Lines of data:
--- --- ---
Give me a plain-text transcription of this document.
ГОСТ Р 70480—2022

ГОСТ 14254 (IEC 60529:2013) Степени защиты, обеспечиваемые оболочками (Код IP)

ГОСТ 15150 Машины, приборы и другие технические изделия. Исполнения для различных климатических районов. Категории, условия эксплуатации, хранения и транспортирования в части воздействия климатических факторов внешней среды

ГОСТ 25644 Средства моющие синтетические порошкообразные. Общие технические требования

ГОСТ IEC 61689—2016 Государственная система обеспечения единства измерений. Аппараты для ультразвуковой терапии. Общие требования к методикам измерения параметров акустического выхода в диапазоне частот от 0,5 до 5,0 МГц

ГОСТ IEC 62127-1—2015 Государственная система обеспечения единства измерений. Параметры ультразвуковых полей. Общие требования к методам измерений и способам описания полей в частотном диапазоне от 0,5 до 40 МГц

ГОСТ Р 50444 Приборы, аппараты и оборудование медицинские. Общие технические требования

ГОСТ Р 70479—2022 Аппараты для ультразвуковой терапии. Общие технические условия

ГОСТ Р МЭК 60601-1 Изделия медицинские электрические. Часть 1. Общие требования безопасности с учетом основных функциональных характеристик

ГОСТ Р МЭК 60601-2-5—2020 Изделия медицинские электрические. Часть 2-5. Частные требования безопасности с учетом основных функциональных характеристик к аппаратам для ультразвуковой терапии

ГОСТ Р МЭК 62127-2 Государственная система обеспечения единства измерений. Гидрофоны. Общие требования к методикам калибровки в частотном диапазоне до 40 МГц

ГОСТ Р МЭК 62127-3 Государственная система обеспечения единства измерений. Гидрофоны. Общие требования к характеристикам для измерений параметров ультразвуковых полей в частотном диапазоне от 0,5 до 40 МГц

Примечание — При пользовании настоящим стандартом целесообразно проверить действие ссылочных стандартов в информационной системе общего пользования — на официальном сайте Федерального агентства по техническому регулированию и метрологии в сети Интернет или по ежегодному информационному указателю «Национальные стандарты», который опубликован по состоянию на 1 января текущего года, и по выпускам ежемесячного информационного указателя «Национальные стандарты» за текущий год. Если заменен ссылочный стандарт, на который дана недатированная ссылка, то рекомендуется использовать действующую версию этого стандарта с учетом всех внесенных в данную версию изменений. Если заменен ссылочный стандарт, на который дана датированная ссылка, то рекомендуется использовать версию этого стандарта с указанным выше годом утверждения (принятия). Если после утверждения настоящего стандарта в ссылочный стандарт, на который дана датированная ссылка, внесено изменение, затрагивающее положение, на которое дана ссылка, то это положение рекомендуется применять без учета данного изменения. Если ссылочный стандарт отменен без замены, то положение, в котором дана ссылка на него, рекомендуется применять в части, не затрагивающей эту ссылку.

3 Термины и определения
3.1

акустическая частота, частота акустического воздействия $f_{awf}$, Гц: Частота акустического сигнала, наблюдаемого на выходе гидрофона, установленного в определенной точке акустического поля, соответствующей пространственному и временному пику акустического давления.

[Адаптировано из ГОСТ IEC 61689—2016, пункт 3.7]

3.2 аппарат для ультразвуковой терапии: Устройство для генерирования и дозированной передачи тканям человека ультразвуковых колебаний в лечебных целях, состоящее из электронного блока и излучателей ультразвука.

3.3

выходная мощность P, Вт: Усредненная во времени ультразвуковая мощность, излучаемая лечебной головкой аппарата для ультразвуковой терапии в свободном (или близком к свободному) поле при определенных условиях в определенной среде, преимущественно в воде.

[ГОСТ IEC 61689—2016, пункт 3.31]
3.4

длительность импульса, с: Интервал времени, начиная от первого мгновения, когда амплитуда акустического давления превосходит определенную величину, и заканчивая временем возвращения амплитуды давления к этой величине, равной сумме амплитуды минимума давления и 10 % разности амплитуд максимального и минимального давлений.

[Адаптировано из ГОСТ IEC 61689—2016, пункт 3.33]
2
--- --- ---
[Goal] Search the lines above for the string "терапии" and copy each line that has it.

[Solution to the problem]
ГОСТ IEC 61689—2016 Государственная система обеспечения единства измерений. Аппараты для ультразвуковой терапии. Общие требования к методикам измерения параметров акустического выхода в диапазоне частот от 0,5 до 5,0 МГц
ГОСТ Р 70479—2022 Аппараты для ультразвуковой терапии. Общие технические условия
ГОСТ Р МЭК 60601-2-5—2020 Изделия медицинские электрические. Часть 2-5. Частные требования безопасности с учетом основных функциональных характеристик к аппаратам для ультразвуковой терапии
3.2 аппарат для ультразвуковой терапии: Устройство для генерирования и дозированной передачи тканям человека ультразвуковых колебаний в лечебных целях, состоящее из электронного блока и излучателей ультразвука.
выходная мощность P, Вт: Усредненная во времени ультразвуковая мощность, излучаемая лечебной головкой аппарата для ультразвуковой терапии в свободном (или близком к свободному) поле при определенных условиях в определенной среде, преимущественно в воде.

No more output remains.